EXERCISE BRIEF
Bring together all lines of the material below that contain the string "JSON".

DATA SUPPLIED
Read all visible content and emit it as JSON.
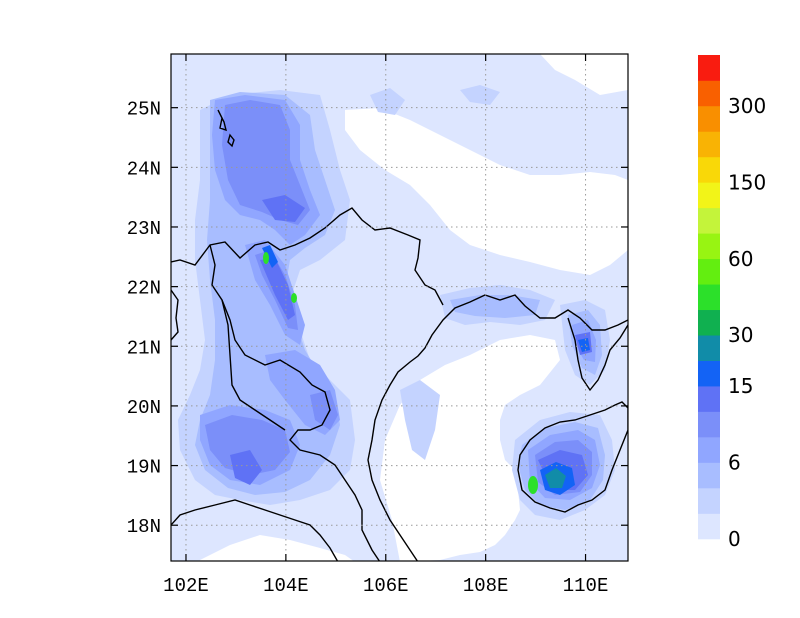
{
  "map": {
    "type": "filled-contour-map",
    "lon_range": [
      101.7,
      110.85
    ],
    "lat_range": [
      17.4,
      25.9
    ],
    "grid_lines": true,
    "lon_ticks": [
      {
        "value": 102,
        "label": "102E"
      },
      {
        "value": 104,
        "label": "104E"
      },
      {
        "value": 106,
        "label": "106E"
      },
      {
        "value": 108,
        "label": "108E"
      },
      {
        "value": 110,
        "label": "110E"
      }
    ],
    "lat_ticks": [
      {
        "value": 18,
        "label": "18N"
      },
      {
        "value": 19,
        "label": "19N"
      },
      {
        "value": 20,
        "label": "20N"
      },
      {
        "value": 21,
        "label": "21N"
      },
      {
        "value": 22,
        "label": "22N"
      },
      {
        "value": 23,
        "label": "23N"
      },
      {
        "value": 24,
        "label": "24N"
      },
      {
        "value": 25,
        "label": "25N"
      }
    ]
  },
  "colorbar": {
    "colors": [
      "#dde6ff",
      "#c4d3ff",
      "#a8bdff",
      "#90a6ff",
      "#7b8ff9",
      "#5f72f5",
      "#1363f5",
      "#118ca8",
      "#10b050",
      "#2ce02a",
      "#63ee10",
      "#98f412",
      "#c4f43a",
      "#f2f418",
      "#f9d808",
      "#f9b304",
      "#f98f00",
      "#f96000",
      "#f91c10"
    ],
    "labels": [
      {
        "index": 0,
        "text": "0"
      },
      {
        "index": 3,
        "text": "6"
      },
      {
        "index": 6,
        "text": "15"
      },
      {
        "index": 8,
        "text": "30"
      },
      {
        "index": 11,
        "text": "60"
      },
      {
        "index": 14,
        "text": "150"
      },
      {
        "index": 17,
        "text": "300"
      }
    ]
  },
  "palette": {
    "lowest": "#dde6ff",
    "low": "#c4d3ff",
    "mid": "#a8bdff",
    "moderate": "#90a6ff",
    "heavy": "#7b8ff9",
    "heavier": "#5f72f5",
    "strong": "#1363f5",
    "teal": "#118ca8",
    "green": "#10b050",
    "bright_green": "#2ce02a"
  }
}
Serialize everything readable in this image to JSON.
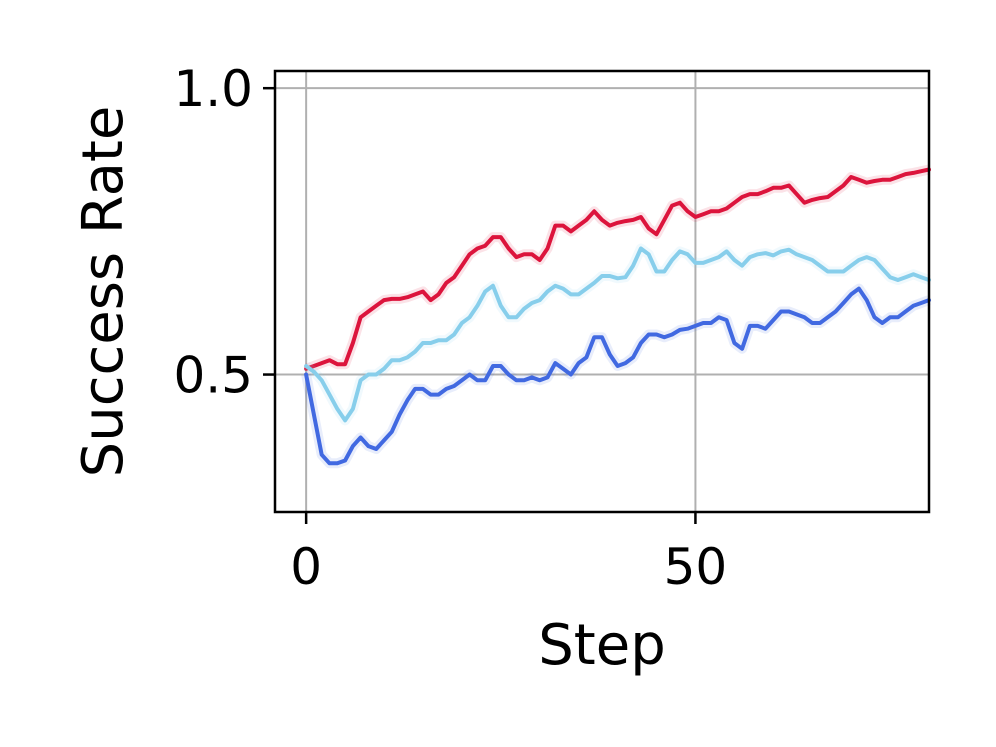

TASK ANSWER
Read all visible content and emit it as JSON.
Serialize everything readable in this image to JSON.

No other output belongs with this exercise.